[Recorded data]
----

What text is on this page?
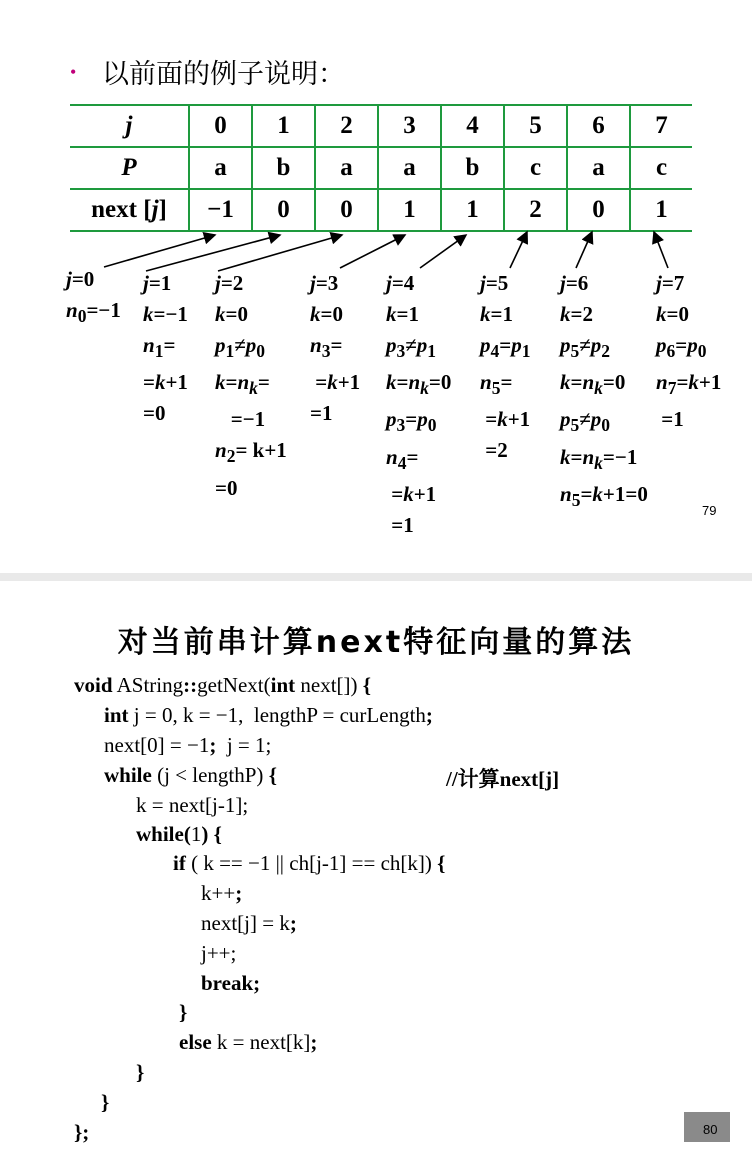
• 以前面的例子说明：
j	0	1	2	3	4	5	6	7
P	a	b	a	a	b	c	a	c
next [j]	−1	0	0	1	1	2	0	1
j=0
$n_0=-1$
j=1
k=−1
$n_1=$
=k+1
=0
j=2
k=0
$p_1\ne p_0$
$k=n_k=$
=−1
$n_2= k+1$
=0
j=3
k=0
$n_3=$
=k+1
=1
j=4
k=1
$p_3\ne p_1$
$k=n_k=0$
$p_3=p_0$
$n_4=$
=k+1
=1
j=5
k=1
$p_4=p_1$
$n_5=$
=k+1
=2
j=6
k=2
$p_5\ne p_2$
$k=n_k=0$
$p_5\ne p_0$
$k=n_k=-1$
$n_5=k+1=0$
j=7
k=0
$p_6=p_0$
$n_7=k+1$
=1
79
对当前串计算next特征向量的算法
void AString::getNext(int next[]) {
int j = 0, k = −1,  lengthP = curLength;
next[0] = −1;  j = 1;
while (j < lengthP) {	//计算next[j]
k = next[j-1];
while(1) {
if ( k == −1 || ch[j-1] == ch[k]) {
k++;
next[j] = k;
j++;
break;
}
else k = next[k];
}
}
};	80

----

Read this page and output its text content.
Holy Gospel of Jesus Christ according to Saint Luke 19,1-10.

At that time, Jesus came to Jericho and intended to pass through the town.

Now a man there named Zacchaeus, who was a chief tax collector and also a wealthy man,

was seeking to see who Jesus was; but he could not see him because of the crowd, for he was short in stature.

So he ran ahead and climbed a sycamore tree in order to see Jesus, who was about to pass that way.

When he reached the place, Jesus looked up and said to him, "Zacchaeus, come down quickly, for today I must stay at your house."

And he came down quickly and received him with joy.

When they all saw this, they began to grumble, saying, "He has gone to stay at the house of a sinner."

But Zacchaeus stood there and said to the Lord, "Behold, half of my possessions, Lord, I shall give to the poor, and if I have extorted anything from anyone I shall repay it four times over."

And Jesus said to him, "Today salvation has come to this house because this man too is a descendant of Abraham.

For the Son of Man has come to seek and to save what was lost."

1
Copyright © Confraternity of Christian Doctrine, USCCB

----

* [INSTRUCTION]: Scan the entries above and work out how many lines include the word "this"; the reply is that number alone.

* [EXERCISE SOLUTION]: 4